> **What you need to do**: Report how many lines hold the word "vulnérabilité"; answer with the number alone.

> **Information given**:
--
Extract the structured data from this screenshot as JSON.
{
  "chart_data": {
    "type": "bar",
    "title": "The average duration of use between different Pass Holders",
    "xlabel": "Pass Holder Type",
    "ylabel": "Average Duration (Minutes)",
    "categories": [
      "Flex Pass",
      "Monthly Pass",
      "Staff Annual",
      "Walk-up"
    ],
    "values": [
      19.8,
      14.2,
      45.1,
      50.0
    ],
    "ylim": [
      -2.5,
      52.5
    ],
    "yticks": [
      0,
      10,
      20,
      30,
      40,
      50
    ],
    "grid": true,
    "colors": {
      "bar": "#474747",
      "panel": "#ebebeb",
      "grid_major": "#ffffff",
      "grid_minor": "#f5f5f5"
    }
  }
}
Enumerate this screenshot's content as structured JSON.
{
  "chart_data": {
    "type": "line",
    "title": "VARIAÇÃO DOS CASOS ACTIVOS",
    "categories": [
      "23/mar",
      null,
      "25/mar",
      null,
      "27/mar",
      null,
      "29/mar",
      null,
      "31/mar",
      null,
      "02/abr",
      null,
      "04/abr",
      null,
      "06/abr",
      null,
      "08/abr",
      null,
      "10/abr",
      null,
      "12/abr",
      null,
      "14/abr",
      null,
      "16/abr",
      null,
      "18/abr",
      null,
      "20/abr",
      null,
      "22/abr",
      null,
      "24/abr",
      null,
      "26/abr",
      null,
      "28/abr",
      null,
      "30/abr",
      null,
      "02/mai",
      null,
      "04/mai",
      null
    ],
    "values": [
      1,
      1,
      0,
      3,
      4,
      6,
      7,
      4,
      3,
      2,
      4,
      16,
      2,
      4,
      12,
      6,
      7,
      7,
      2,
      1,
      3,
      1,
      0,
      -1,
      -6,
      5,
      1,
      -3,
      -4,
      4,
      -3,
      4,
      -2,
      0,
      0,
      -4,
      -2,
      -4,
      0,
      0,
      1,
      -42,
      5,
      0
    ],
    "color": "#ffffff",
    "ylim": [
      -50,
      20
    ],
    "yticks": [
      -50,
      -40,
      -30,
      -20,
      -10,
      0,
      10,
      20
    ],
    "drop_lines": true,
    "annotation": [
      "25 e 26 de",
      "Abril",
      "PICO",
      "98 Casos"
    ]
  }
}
--
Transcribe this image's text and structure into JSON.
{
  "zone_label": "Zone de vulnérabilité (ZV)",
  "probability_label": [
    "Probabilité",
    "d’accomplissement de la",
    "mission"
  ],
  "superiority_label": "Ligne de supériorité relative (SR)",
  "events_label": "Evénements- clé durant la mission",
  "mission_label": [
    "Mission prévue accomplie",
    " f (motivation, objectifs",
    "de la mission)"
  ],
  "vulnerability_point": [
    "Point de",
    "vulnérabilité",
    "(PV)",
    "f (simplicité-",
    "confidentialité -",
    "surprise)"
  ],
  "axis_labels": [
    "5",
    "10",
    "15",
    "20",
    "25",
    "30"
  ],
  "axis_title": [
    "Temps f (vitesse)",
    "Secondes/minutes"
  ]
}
--
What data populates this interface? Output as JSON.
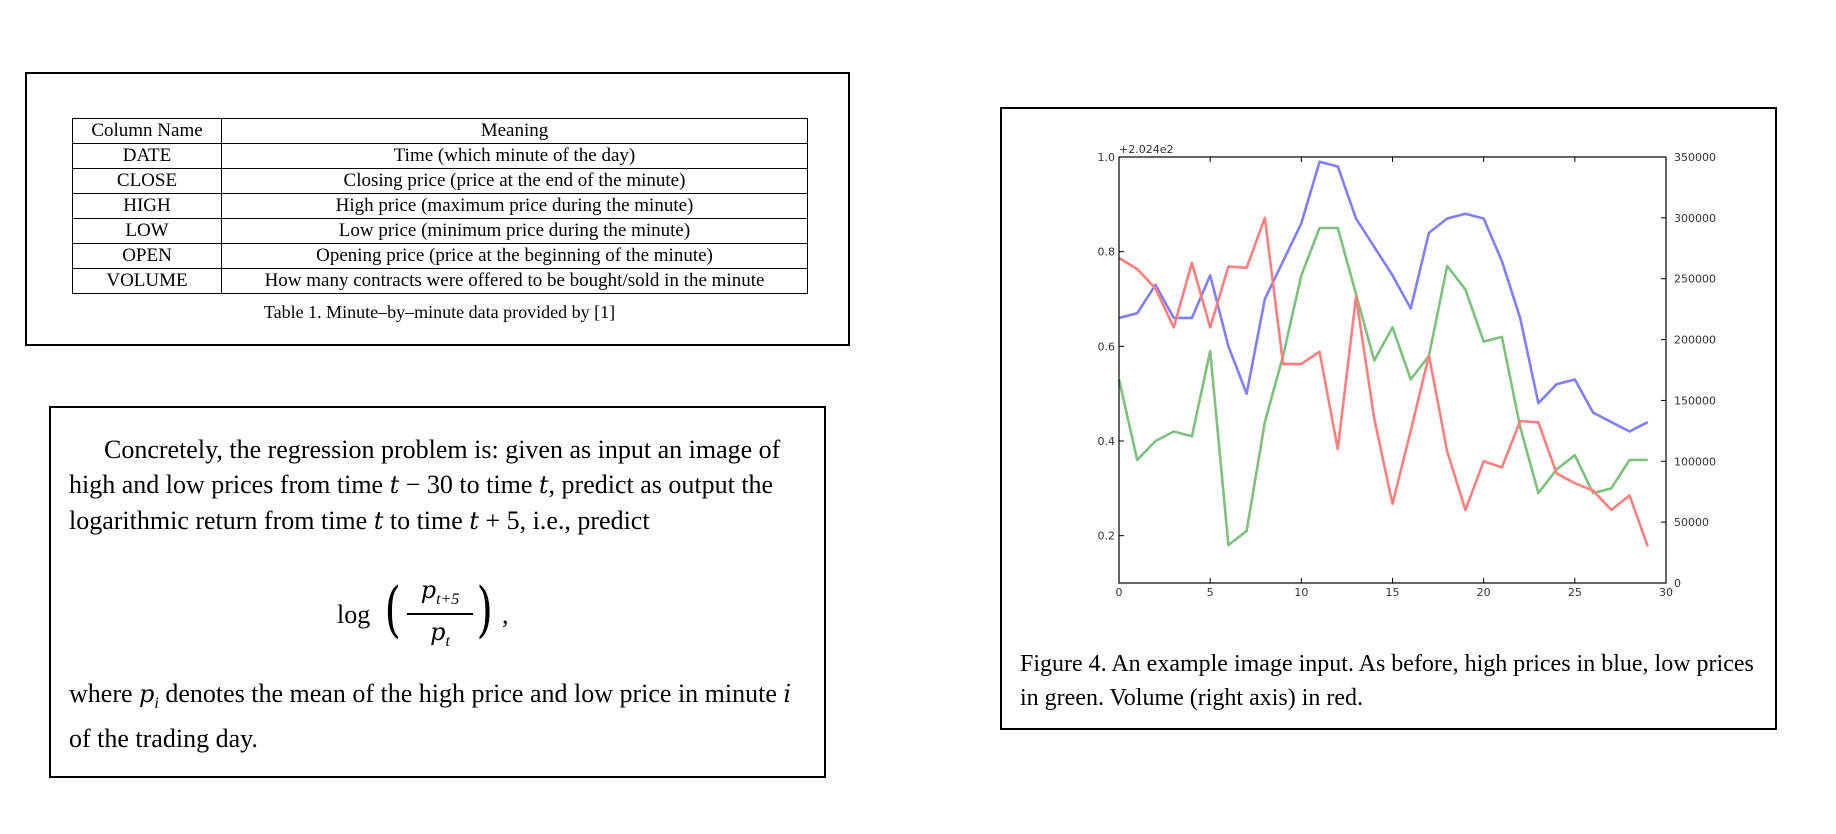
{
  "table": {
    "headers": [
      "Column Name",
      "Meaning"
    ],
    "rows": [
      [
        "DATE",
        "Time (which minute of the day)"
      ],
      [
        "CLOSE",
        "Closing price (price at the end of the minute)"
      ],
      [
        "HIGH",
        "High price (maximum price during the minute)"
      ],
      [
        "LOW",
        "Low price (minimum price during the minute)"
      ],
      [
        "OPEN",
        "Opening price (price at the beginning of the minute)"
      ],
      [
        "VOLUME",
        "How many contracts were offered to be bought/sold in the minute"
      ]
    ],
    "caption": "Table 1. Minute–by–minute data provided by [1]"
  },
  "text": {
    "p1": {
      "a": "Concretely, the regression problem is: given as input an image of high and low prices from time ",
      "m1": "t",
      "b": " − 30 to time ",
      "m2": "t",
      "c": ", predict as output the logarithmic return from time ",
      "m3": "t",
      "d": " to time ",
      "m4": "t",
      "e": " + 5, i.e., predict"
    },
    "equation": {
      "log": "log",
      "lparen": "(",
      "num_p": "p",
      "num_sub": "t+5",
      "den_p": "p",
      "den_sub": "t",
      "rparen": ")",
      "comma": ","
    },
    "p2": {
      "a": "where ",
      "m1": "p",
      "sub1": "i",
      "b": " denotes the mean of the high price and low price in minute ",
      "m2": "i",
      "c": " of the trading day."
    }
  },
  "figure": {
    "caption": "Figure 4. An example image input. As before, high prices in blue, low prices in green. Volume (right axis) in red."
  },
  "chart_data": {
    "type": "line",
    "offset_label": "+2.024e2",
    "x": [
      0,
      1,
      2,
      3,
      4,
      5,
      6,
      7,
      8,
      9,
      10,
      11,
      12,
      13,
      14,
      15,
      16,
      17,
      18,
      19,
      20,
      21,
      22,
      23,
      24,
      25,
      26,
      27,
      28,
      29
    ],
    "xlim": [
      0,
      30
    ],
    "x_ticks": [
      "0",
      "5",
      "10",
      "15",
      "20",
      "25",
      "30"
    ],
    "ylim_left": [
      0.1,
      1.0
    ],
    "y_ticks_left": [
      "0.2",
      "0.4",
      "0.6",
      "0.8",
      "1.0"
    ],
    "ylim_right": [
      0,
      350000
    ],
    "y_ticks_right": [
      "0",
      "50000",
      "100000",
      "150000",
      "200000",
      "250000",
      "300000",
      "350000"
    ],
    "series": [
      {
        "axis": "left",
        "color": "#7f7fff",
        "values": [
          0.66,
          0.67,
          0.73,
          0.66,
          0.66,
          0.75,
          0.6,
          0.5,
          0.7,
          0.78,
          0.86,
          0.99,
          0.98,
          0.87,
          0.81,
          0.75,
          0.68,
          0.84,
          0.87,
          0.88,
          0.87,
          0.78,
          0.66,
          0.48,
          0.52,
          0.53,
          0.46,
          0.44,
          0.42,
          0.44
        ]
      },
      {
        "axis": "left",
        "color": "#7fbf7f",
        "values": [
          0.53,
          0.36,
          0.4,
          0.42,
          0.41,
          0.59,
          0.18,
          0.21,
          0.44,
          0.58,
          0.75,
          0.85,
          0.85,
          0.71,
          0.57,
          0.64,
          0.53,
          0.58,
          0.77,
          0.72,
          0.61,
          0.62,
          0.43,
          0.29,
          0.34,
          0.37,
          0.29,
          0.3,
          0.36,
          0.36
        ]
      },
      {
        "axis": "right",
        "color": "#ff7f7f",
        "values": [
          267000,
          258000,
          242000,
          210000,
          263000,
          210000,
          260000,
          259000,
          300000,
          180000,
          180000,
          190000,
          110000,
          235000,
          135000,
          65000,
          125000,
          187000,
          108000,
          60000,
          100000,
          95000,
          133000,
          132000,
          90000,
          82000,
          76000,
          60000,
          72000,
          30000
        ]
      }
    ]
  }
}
--
> **Task result**: 2